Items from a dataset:
** BEGIN **

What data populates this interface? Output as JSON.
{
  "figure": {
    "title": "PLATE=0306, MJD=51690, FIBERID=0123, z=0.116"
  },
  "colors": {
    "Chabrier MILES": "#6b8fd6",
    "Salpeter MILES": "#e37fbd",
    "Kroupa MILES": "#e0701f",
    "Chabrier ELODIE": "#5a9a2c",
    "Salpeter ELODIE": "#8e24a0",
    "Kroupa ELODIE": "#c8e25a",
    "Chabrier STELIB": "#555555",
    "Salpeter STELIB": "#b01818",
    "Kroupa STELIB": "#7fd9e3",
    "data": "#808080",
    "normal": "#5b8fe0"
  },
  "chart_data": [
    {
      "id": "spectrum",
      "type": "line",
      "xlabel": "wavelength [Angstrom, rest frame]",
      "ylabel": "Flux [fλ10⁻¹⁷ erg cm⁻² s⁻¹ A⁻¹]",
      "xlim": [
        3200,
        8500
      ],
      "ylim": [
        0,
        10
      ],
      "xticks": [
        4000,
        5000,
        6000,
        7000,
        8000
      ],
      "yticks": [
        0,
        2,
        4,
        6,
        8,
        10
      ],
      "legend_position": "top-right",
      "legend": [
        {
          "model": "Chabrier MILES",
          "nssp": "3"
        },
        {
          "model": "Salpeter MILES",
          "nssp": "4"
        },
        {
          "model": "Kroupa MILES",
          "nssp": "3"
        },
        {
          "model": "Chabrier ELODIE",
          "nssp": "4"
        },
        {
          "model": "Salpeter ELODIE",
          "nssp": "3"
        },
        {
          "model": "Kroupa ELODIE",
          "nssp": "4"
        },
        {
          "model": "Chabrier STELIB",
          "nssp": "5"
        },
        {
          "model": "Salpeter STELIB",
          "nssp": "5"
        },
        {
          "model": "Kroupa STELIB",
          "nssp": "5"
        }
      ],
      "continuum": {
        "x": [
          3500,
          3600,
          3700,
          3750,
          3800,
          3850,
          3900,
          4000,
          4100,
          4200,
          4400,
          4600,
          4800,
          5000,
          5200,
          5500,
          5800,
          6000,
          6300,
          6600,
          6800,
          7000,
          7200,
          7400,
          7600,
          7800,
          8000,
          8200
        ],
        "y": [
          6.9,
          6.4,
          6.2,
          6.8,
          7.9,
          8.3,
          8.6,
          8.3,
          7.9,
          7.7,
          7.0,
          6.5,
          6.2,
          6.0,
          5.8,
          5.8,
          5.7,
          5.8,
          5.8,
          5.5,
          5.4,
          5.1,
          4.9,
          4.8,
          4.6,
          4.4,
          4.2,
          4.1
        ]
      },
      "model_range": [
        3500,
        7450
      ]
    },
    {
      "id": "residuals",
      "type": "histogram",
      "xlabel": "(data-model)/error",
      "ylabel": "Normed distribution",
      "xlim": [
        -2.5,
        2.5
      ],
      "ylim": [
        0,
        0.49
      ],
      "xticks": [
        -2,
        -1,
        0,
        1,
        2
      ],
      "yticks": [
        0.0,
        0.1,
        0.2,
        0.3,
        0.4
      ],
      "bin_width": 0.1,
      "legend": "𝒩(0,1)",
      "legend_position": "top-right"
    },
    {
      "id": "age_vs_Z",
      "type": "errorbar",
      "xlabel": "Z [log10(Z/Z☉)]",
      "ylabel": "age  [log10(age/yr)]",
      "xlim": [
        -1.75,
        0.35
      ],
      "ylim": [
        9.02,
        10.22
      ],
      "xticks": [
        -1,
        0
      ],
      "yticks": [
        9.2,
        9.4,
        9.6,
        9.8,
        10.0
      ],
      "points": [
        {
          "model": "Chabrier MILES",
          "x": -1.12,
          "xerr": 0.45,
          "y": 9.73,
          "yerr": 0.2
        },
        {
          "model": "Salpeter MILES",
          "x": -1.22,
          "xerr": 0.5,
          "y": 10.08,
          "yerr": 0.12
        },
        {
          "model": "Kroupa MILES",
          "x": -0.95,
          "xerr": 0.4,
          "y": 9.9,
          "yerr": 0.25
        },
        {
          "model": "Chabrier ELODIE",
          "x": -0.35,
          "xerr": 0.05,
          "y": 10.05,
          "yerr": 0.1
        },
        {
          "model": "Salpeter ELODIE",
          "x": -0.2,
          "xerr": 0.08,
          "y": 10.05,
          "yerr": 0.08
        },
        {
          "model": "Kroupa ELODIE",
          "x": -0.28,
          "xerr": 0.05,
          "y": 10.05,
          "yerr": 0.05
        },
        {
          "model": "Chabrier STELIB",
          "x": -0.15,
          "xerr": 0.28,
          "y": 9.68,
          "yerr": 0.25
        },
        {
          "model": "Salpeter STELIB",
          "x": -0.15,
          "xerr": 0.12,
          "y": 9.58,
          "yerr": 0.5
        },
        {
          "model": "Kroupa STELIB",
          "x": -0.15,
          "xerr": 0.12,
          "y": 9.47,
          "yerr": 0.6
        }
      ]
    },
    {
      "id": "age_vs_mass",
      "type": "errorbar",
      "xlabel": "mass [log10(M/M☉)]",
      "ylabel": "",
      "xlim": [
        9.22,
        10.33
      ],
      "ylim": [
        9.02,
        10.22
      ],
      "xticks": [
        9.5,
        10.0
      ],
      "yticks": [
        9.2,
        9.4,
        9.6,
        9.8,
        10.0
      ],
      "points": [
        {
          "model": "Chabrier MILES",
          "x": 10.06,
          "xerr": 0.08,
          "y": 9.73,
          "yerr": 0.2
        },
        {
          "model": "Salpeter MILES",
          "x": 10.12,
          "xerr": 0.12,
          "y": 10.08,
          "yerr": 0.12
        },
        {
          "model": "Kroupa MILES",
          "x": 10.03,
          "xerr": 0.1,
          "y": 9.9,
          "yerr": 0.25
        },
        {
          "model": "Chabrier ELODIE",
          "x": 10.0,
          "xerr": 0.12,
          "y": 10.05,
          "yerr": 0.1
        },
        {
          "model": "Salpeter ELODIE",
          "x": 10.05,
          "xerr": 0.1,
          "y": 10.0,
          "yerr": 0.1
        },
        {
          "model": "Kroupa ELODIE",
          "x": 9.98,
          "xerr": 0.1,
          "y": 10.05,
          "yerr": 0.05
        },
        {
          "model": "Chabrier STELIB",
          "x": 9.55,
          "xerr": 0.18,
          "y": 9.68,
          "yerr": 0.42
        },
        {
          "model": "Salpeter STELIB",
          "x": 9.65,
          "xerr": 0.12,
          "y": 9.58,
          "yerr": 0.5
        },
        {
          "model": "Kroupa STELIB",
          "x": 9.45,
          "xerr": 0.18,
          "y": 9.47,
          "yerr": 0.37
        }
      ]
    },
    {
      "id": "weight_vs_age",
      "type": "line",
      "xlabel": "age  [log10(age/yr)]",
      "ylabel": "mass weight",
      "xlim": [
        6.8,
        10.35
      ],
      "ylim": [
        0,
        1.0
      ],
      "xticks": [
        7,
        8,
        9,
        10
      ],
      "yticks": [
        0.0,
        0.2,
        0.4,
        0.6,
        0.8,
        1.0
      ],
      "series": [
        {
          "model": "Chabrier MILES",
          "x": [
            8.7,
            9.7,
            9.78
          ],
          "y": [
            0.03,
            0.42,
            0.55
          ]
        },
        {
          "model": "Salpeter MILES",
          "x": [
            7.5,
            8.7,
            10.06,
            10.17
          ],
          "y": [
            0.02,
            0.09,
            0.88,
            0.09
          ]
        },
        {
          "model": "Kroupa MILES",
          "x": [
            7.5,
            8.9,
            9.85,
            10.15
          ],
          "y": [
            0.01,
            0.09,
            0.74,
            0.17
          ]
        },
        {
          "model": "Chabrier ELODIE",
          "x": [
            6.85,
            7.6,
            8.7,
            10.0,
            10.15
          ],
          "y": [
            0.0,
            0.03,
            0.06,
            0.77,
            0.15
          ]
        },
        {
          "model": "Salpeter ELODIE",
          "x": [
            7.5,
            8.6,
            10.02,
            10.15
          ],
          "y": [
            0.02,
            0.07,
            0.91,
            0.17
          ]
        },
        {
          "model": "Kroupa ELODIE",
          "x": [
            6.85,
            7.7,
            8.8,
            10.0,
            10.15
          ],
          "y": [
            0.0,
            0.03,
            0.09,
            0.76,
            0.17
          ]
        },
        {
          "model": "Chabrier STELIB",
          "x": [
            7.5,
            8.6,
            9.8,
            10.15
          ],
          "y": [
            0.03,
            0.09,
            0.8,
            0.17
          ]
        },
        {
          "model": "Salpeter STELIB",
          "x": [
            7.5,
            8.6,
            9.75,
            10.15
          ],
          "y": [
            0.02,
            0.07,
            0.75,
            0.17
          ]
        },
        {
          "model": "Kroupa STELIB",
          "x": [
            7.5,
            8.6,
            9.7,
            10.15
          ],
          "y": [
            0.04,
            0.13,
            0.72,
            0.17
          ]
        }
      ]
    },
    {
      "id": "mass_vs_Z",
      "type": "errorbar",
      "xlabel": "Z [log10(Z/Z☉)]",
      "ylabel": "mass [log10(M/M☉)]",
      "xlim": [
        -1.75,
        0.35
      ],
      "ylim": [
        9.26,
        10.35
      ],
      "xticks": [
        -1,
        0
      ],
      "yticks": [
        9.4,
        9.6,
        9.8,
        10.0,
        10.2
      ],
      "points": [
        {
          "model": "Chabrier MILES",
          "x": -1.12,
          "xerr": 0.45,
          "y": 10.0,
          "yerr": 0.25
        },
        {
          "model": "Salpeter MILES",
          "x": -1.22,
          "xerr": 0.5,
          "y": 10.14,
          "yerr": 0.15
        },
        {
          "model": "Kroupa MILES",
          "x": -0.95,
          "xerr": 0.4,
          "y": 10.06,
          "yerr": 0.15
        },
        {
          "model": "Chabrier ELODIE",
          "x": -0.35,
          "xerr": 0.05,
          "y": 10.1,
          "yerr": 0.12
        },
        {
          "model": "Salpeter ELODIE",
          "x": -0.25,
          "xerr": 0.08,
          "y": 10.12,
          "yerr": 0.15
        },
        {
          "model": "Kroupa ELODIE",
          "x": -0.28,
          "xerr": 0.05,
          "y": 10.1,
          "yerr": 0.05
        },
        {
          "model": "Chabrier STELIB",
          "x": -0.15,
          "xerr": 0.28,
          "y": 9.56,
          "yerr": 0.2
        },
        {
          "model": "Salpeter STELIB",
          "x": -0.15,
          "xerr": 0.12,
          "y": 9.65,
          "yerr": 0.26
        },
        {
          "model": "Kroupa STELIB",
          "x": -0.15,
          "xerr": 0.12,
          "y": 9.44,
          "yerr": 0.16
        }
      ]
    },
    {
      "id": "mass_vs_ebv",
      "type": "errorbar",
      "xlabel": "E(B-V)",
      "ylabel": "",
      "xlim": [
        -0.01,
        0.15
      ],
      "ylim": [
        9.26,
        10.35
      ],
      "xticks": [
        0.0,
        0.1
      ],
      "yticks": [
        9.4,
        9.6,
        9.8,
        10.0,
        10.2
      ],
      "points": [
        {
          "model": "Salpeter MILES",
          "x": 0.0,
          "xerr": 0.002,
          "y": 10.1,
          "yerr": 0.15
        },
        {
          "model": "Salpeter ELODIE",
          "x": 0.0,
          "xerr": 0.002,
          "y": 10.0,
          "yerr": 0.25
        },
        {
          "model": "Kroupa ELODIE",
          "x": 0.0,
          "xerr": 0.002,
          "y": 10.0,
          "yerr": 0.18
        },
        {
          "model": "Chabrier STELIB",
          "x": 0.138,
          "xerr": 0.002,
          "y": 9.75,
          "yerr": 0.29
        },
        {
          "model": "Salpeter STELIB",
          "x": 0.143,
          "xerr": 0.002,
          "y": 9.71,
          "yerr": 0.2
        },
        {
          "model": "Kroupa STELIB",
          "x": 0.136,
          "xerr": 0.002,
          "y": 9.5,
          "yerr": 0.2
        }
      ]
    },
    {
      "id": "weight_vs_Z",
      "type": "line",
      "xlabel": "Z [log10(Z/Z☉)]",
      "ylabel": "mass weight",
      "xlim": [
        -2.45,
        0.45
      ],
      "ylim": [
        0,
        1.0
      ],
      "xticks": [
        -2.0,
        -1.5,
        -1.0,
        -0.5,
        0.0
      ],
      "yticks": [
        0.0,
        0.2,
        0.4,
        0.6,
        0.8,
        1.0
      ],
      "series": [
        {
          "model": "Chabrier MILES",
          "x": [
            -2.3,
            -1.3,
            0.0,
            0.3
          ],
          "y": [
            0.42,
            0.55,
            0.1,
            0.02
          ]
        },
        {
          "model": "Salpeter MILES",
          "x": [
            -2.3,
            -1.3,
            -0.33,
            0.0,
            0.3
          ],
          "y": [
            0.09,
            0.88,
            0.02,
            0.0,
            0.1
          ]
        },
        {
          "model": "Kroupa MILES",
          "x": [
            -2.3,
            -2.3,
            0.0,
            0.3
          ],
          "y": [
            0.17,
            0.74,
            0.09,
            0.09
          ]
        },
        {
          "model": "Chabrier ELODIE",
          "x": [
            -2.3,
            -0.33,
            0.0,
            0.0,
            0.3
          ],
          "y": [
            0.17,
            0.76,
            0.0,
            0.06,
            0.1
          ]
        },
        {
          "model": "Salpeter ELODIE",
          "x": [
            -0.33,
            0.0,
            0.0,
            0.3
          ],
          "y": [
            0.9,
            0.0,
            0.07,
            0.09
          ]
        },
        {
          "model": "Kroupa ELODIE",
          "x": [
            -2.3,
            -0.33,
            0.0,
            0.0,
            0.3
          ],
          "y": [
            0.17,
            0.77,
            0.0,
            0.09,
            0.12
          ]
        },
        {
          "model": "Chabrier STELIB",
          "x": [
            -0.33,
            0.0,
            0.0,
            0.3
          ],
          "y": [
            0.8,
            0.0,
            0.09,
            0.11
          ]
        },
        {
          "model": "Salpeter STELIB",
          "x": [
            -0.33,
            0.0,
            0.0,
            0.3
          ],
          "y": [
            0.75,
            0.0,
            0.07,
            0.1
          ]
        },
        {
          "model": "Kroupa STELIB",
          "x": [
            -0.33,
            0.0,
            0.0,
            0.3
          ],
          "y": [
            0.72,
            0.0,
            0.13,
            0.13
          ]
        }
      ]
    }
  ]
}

** END **

In the records above, find each line that holds the word "right"; copy all such lines.

      "legend_position": "top-right",
      "legend_position": "top-right"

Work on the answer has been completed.